→ Written task: Copy out all the data, word for word.

# Start of Task material

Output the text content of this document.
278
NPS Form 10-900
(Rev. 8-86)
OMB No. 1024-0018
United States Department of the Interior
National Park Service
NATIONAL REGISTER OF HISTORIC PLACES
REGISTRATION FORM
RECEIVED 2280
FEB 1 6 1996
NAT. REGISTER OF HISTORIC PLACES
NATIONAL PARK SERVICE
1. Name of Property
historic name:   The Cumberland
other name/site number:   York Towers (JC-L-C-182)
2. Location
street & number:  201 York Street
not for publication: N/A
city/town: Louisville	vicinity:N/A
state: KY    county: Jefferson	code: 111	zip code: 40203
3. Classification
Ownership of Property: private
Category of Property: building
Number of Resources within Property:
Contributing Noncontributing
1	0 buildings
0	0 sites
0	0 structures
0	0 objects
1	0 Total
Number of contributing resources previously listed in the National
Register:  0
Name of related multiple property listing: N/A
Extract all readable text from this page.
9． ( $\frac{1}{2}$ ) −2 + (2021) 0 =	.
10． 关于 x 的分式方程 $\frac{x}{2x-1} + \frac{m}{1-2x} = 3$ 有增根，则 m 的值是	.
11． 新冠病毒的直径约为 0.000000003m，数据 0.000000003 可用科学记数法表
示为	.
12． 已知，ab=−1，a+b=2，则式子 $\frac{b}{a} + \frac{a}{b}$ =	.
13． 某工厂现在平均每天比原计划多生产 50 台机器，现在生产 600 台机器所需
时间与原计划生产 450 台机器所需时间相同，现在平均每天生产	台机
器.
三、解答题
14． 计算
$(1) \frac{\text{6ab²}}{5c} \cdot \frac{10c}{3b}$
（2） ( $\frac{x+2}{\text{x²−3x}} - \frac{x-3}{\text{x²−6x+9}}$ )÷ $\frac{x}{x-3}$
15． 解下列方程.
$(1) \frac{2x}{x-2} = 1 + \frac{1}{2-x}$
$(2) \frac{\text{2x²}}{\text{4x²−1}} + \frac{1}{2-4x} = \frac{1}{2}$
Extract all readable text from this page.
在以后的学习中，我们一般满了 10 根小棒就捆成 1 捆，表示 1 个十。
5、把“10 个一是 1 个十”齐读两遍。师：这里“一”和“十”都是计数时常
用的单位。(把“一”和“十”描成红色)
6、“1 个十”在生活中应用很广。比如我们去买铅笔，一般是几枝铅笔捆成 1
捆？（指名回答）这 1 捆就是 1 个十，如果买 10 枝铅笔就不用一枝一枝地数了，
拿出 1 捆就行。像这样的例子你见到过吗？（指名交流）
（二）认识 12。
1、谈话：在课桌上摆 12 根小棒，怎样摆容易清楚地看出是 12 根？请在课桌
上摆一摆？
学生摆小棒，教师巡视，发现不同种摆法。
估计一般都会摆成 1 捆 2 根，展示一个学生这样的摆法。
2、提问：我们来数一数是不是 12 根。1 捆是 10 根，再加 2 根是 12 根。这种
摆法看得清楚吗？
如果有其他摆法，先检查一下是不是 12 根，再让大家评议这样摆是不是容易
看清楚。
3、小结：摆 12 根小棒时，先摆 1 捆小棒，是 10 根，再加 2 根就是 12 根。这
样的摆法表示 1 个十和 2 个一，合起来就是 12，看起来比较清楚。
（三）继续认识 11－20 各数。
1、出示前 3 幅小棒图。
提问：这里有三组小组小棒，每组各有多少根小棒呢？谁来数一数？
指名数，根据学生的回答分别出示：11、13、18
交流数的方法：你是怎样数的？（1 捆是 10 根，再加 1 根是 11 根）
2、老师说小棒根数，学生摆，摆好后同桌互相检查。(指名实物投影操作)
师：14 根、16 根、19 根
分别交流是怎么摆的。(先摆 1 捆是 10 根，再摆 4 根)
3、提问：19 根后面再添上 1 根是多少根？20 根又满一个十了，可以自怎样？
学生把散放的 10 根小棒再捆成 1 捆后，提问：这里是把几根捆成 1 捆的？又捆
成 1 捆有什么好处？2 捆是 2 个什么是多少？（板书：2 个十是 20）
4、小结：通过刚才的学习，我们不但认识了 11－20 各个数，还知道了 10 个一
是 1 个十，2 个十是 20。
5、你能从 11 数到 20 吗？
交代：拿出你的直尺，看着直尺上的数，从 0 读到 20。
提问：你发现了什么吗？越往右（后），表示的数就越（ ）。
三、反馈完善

# End of Task material

→ Answer to the task:
Output the text content of this document.
278
NPS Form 10-900
(Rev. 8-86)
OMB No. 1024-0018
United States Department of the Interior
National Park Service
NATIONAL REGISTER OF HISTORIC PLACES
REGISTRATION FORM
RECEIVED 2280
FEB 1 6 1996
NAT. REGISTER OF HISTORIC PLACES
NATIONAL PARK SERVICE
1. Name of Property
historic name:   The Cumberland
other name/site number:   York Towers (JC-L-C-182)
2. Location
street & number:  201 York Street
not for publication: N/A
city/town: Louisville	vicinity:N/A
state: KY    county: Jefferson	code: 111	zip code: 40203
3. Classification
Ownership of Property: private
Category of Property: building
Number of Resources within Property:
Contributing Noncontributing
1	0 buildings
0	0 sites
0	0 structures
0	0 objects
1	0 Total
Number of contributing resources previously listed in the National
Register:  0
Name of related multiple property listing: N/A
Extract all readable text from this page.
9． ( $\frac{1}{2}$ ) −2 + (2021) 0 =	.
10． 关于 x 的分式方程 $\frac{x}{2x-1} + \frac{m}{1-2x} = 3$ 有增根，则 m 的值是	.
11． 新冠病毒的直径约为 0.000000003m，数据 0.000000003 可用科学记数法表
示为	.
12． 已知，ab=−1，a+b=2，则式子 $\frac{b}{a} + \frac{a}{b}$ =	.
13． 某工厂现在平均每天比原计划多生产 50 台机器，现在生产 600 台机器所需
时间与原计划生产 450 台机器所需时间相同，现在平均每天生产	台机
器.
三、解答题
14． 计算
$(1) \frac{\text{6ab²}}{5c} \cdot \frac{10c}{3b}$
（2） ( $\frac{x+2}{\text{x²−3x}} - \frac{x-3}{\text{x²−6x+9}}$ )÷ $\frac{x}{x-3}$
15． 解下列方程.
$(1) \frac{2x}{x-2} = 1 + \frac{1}{2-x}$
$(2) \frac{\text{2x²}}{\text{4x²−1}} + \frac{1}{2-4x} = \frac{1}{2}$
Extract all readable text from this page.
在以后的学习中，我们一般满了 10 根小棒就捆成 1 捆，表示 1 个十。
5、把“10 个一是 1 个十”齐读两遍。师：这里“一”和“十”都是计数时常
用的单位。(把“一”和“十”描成红色)
6、“1 个十”在生活中应用很广。比如我们去买铅笔，一般是几枝铅笔捆成 1
捆？（指名回答）这 1 捆就是 1 个十，如果买 10 枝铅笔就不用一枝一枝地数了，
拿出 1 捆就行。像这样的例子你见到过吗？（指名交流）
（二）认识 12。
1、谈话：在课桌上摆 12 根小棒，怎样摆容易清楚地看出是 12 根？请在课桌
上摆一摆？
学生摆小棒，教师巡视，发现不同种摆法。
估计一般都会摆成 1 捆 2 根，展示一个学生这样的摆法。
2、提问：我们来数一数是不是 12 根。1 捆是 10 根，再加 2 根是 12 根。这种
摆法看得清楚吗？
如果有其他摆法，先检查一下是不是 12 根，再让大家评议这样摆是不是容易
看清楚。
3、小结：摆 12 根小棒时，先摆 1 捆小棒，是 10 根，再加 2 根就是 12 根。这
样的摆法表示 1 个十和 2 个一，合起来就是 12，看起来比较清楚。
（三）继续认识 11－20 各数。
1、出示前 3 幅小棒图。
提问：这里有三组小组小棒，每组各有多少根小棒呢？谁来数一数？
指名数，根据学生的回答分别出示：11、13、18
交流数的方法：你是怎样数的？（1 捆是 10 根，再加 1 根是 11 根）
2、老师说小棒根数，学生摆，摆好后同桌互相检查。(指名实物投影操作)
师：14 根、16 根、19 根
分别交流是怎么摆的。(先摆 1 捆是 10 根，再摆 4 根)
3、提问：19 根后面再添上 1 根是多少根？20 根又满一个十了，可以自怎样？
学生把散放的 10 根小棒再捆成 1 捆后，提问：这里是把几根捆成 1 捆的？又捆
成 1 捆有什么好处？2 捆是 2 个什么是多少？（板书：2 个十是 20）
4、小结：通过刚才的学习，我们不但认识了 11－20 各个数，还知道了 10 个一
是 1 个十，2 个十是 20。
5、你能从 11 数到 20 吗？
交代：拿出你的直尺，看着直尺上的数，从 0 读到 20。
提问：你发现了什么吗？越往右（后），表示的数就越（ ）。
三、反馈完善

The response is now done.